>> begin

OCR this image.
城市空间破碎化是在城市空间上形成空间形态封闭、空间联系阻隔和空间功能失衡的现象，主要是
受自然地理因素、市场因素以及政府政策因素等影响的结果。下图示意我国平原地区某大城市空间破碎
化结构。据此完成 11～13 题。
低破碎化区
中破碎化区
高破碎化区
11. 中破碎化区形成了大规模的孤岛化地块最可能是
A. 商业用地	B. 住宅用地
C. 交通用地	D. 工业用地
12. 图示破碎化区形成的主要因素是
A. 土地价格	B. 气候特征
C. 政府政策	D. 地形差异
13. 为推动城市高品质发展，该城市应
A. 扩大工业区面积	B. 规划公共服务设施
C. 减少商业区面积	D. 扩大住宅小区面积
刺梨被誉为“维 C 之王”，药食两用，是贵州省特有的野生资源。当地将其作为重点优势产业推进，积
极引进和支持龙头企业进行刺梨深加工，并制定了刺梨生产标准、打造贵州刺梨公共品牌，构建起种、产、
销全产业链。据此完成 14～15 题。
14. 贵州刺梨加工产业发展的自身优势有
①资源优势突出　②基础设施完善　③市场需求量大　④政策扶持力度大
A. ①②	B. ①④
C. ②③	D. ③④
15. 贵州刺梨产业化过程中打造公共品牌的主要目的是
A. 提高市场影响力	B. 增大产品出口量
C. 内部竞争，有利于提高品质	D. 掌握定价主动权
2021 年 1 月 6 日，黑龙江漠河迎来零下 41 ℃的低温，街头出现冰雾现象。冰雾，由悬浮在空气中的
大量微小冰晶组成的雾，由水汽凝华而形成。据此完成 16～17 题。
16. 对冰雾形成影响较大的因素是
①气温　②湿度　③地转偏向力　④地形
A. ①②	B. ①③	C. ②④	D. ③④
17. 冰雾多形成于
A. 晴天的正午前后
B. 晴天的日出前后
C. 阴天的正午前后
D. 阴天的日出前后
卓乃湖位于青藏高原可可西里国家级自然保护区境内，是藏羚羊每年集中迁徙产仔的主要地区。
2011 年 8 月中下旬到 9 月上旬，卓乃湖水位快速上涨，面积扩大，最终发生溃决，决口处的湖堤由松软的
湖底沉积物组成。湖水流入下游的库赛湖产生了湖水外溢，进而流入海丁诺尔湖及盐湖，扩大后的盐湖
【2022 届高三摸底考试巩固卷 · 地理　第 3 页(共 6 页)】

>> end

▶ _WHAT THE TASK REQUIRES_: Copy out each record exactly as given, omitting none.

▶ _OUTPUT FOR THIS TASK_:
OCR this image.
城市空间破碎化是在城市空间上形成空间形态封闭、空间联系阻隔和空间功能失衡的现象，主要是
受自然地理因素、市场因素以及政府政策因素等影响的结果。下图示意我国平原地区某大城市空间破碎
化结构。据此完成 11～13 题。
低破碎化区
中破碎化区
高破碎化区
11. 中破碎化区形成了大规模的孤岛化地块最可能是
A. 商业用地	B. 住宅用地
C. 交通用地	D. 工业用地
12. 图示破碎化区形成的主要因素是
A. 土地价格	B. 气候特征
C. 政府政策	D. 地形差异
13. 为推动城市高品质发展，该城市应
A. 扩大工业区面积	B. 规划公共服务设施
C. 减少商业区面积	D. 扩大住宅小区面积
刺梨被誉为“维 C 之王”，药食两用，是贵州省特有的野生资源。当地将其作为重点优势产业推进，积
极引进和支持龙头企业进行刺梨深加工，并制定了刺梨生产标准、打造贵州刺梨公共品牌，构建起种、产、
销全产业链。据此完成 14～15 题。
14. 贵州刺梨加工产业发展的自身优势有
①资源优势突出　②基础设施完善　③市场需求量大　④政策扶持力度大
A. ①②	B. ①④
C. ②③	D. ③④
15. 贵州刺梨产业化过程中打造公共品牌的主要目的是
A. 提高市场影响力	B. 增大产品出口量
C. 内部竞争，有利于提高品质	D. 掌握定价主动权
2021 年 1 月 6 日，黑龙江漠河迎来零下 41 ℃的低温，街头出现冰雾现象。冰雾，由悬浮在空气中的
大量微小冰晶组成的雾，由水汽凝华而形成。据此完成 16～17 题。
16. 对冰雾形成影响较大的因素是
①气温　②湿度　③地转偏向力　④地形
A. ①②	B. ①③	C. ②④	D. ③④
17. 冰雾多形成于
A. 晴天的正午前后
B. 晴天的日出前后
C. 阴天的正午前后
D. 阴天的日出前后
卓乃湖位于青藏高原可可西里国家级自然保护区境内，是藏羚羊每年集中迁徙产仔的主要地区。
2011 年 8 月中下旬到 9 月上旬，卓乃湖水位快速上涨，面积扩大，最终发生溃决，决口处的湖堤由松软的
湖底沉积物组成。湖水流入下游的库赛湖产生了湖水外溢，进而流入海丁诺尔湖及盐湖，扩大后的盐湖
【2022 届高三摸底考试巩固卷 · 地理　第 3 页(共 6 页)】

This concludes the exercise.